(Stored records)
>> START
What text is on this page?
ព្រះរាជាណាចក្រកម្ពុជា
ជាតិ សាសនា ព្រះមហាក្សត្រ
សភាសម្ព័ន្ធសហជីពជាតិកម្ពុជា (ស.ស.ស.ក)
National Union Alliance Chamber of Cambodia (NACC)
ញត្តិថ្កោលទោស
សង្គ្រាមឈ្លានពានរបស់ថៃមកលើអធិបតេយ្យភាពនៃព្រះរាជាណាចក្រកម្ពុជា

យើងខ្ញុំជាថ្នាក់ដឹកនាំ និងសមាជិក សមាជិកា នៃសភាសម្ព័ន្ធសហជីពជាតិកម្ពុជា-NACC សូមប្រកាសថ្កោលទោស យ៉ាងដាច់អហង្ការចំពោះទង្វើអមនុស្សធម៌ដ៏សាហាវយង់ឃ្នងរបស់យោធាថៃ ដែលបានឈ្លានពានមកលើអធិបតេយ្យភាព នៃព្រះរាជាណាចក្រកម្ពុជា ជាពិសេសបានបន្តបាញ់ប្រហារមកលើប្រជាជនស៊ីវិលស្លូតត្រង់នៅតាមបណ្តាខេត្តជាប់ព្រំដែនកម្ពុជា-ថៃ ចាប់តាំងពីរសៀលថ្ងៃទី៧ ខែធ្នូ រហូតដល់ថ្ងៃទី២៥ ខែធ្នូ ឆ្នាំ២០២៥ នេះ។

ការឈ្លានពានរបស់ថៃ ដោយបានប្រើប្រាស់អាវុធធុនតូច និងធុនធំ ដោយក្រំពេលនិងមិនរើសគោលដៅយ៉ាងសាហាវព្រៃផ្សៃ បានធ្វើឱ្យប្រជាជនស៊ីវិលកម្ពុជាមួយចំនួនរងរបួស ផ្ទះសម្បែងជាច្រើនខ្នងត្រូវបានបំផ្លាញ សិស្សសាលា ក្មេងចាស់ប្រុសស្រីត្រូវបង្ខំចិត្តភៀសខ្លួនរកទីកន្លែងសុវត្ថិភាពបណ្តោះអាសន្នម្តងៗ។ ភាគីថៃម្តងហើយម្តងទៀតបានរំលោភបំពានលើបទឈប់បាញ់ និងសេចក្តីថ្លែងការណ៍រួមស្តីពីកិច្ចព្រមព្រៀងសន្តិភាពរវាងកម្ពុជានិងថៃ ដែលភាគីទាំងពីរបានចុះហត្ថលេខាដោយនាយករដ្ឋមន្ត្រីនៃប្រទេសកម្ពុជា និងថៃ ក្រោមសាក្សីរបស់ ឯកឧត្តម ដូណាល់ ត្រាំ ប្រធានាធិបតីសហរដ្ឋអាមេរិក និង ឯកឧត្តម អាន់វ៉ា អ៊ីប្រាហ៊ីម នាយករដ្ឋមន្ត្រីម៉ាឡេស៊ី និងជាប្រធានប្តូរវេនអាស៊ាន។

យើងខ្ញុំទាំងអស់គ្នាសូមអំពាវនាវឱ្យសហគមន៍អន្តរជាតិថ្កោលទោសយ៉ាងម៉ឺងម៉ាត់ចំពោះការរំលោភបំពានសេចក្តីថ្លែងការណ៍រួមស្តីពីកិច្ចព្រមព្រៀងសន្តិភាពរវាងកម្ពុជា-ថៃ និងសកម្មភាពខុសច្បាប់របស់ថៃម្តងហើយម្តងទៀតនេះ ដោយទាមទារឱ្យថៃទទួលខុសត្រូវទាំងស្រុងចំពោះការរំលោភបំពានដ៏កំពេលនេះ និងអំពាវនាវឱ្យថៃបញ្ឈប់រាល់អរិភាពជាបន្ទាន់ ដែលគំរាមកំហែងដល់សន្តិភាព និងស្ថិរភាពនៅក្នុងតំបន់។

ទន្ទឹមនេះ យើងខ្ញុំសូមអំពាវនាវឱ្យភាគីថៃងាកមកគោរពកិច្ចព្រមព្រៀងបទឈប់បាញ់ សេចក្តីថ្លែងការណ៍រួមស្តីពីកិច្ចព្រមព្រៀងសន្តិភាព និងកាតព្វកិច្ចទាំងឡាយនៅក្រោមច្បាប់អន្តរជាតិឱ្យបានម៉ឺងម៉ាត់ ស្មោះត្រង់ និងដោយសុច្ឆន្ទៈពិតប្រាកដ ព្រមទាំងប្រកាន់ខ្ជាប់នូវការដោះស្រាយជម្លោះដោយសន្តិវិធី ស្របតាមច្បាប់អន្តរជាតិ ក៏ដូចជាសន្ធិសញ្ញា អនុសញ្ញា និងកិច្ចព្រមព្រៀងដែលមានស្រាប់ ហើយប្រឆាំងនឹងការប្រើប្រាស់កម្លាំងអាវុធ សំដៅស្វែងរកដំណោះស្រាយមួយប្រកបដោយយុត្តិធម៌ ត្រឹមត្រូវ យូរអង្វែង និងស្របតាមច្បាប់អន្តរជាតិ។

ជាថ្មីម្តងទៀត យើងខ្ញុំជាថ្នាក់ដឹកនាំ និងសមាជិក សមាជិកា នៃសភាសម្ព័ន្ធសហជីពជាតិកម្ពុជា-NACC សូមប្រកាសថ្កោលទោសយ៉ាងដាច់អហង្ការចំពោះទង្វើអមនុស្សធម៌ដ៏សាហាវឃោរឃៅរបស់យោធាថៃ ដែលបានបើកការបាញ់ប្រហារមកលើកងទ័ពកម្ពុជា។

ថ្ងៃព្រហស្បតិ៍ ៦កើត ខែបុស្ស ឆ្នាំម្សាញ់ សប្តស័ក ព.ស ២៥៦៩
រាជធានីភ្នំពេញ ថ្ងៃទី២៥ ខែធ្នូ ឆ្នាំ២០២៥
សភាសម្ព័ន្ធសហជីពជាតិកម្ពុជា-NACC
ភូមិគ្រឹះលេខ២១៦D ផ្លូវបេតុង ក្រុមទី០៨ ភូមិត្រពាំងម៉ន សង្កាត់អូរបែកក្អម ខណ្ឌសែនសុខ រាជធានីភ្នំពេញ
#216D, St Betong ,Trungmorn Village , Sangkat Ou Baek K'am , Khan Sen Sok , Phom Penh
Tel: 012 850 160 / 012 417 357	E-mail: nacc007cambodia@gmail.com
>> END
**What is needed**
Return all the data above once more, precisely as given.

**Exercise solution**
What text is on this page?
ព្រះរាជាណាចក្រកម្ពុជា
ជាតិ សាសនា ព្រះមហាក្សត្រ
សភាសម្ព័ន្ធសហជីពជាតិកម្ពុជា (ស.ស.ស.ក)
National Union Alliance Chamber of Cambodia (NACC)
ញត្តិថ្កោលទោស
សង្គ្រាមឈ្លានពានរបស់ថៃមកលើអធិបតេយ្យភាពនៃព្រះរាជាណាចក្រកម្ពុជា

យើងខ្ញុំជាថ្នាក់ដឹកនាំ និងសមាជិក សមាជិកា នៃសភាសម្ព័ន្ធសហជីពជាតិកម្ពុជា-NACC សូមប្រកាសថ្កោលទោស យ៉ាងដាច់អហង្ការចំពោះទង្វើអមនុស្សធម៌ដ៏សាហាវយង់ឃ្នងរបស់យោធាថៃ ដែលបានឈ្លានពានមកលើអធិបតេយ្យភាព នៃព្រះរាជាណាចក្រកម្ពុជា ជាពិសេសបានបន្តបាញ់ប្រហារមកលើប្រជាជនស៊ីវិលស្លូតត្រង់នៅតាមបណ្តាខេត្តជាប់ព្រំដែនកម្ពុជា-ថៃ ចាប់តាំងពីរសៀលថ្ងៃទី៧ ខែធ្នូ រហូតដល់ថ្ងៃទី២៥ ខែធ្នូ ឆ្នាំ២០២៥ នេះ។

ការឈ្លានពានរបស់ថៃ ដោយបានប្រើប្រាស់អាវុធធុនតូច និងធុនធំ ដោយក្រំពេលនិងមិនរើសគោលដៅយ៉ាងសាហាវព្រៃផ្សៃ បានធ្វើឱ្យប្រជាជនស៊ីវិលកម្ពុជាមួយចំនួនរងរបួស ផ្ទះសម្បែងជាច្រើនខ្នងត្រូវបានបំផ្លាញ សិស្សសាលា ក្មេងចាស់ប្រុសស្រីត្រូវបង្ខំចិត្តភៀសខ្លួនរកទីកន្លែងសុវត្ថិភាពបណ្តោះអាសន្នម្តងៗ។ ភាគីថៃម្តងហើយម្តងទៀតបានរំលោភបំពានលើបទឈប់បាញ់ និងសេចក្តីថ្លែងការណ៍រួមស្តីពីកិច្ចព្រមព្រៀងសន្តិភាពរវាងកម្ពុជានិងថៃ ដែលភាគីទាំងពីរបានចុះហត្ថលេខាដោយនាយករដ្ឋមន្ត្រីនៃប្រទេសកម្ពុជា និងថៃ ក្រោមសាក្សីរបស់ ឯកឧត្តម ដូណាល់ ត្រាំ ប្រធានាធិបតីសហរដ្ឋអាមេរិក និង ឯកឧត្តម អាន់វ៉ា អ៊ីប្រាហ៊ីម នាយករដ្ឋមន្ត្រីម៉ាឡេស៊ី និងជាប្រធានប្តូរវេនអាស៊ាន។

យើងខ្ញុំទាំងអស់គ្នាសូមអំពាវនាវឱ្យសហគមន៍អន្តរជាតិថ្កោលទោសយ៉ាងម៉ឺងម៉ាត់ចំពោះការរំលោភបំពានសេចក្តីថ្លែងការណ៍រួមស្តីពីកិច្ចព្រមព្រៀងសន្តិភាពរវាងកម្ពុជា-ថៃ និងសកម្មភាពខុសច្បាប់របស់ថៃម្តងហើយម្តងទៀតនេះ ដោយទាមទារឱ្យថៃទទួលខុសត្រូវទាំងស្រុងចំពោះការរំលោភបំពានដ៏កំពេលនេះ និងអំពាវនាវឱ្យថៃបញ្ឈប់រាល់អរិភាពជាបន្ទាន់ ដែលគំរាមកំហែងដល់សន្តិភាព និងស្ថិរភាពនៅក្នុងតំបន់។

ទន្ទឹមនេះ យើងខ្ញុំសូមអំពាវនាវឱ្យភាគីថៃងាកមកគោរពកិច្ចព្រមព្រៀងបទឈប់បាញ់ សេចក្តីថ្លែងការណ៍រួមស្តីពីកិច្ចព្រមព្រៀងសន្តិភាព និងកាតព្វកិច្ចទាំងឡាយនៅក្រោមច្បាប់អន្តរជាតិឱ្យបានម៉ឺងម៉ាត់ ស្មោះត្រង់ និងដោយសុច្ឆន្ទៈពិតប្រាកដ ព្រមទាំងប្រកាន់ខ្ជាប់នូវការដោះស្រាយជម្លោះដោយសន្តិវិធី ស្របតាមច្បាប់អន្តរជាតិ ក៏ដូចជាសន្ធិសញ្ញា អនុសញ្ញា និងកិច្ចព្រមព្រៀងដែលមានស្រាប់ ហើយប្រឆាំងនឹងការប្រើប្រាស់កម្លាំងអាវុធ សំដៅស្វែងរកដំណោះស្រាយមួយប្រកបដោយយុត្តិធម៌ ត្រឹមត្រូវ យូរអង្វែង និងស្របតាមច្បាប់អន្តរជាតិ។

ជាថ្មីម្តងទៀត យើងខ្ញុំជាថ្នាក់ដឹកនាំ និងសមាជិក សមាជិកា នៃសភាសម្ព័ន្ធសហជីពជាតិកម្ពុជា-NACC សូមប្រកាសថ្កោលទោសយ៉ាងដាច់អហង្ការចំពោះទង្វើអមនុស្សធម៌ដ៏សាហាវឃោរឃៅរបស់យោធាថៃ ដែលបានបើកការបាញ់ប្រហារមកលើកងទ័ពកម្ពុជា។

ថ្ងៃព្រហស្បតិ៍ ៦កើត ខែបុស្ស ឆ្នាំម្សាញ់ សប្តស័ក ព.ស ២៥៦៩
រាជធានីភ្នំពេញ ថ្ងៃទី២៥ ខែធ្នូ ឆ្នាំ២០២៥
សភាសម្ព័ន្ធសហជីពជាតិកម្ពុជា-NACC
ភូមិគ្រឹះលេខ២១៦D ផ្លូវបេតុង ក្រុមទី០៨ ភូមិត្រពាំងម៉ន សង្កាត់អូរបែកក្អម ខណ្ឌសែនសុខ រាជធានីភ្នំពេញ
#216D, St Betong ,Trungmorn Village , Sangkat Ou Baek K'am , Khan Sen Sok , Phom Penh
Tel: 012 850 160 / 012 417 357	E-mail: nacc007cambodia@gmail.com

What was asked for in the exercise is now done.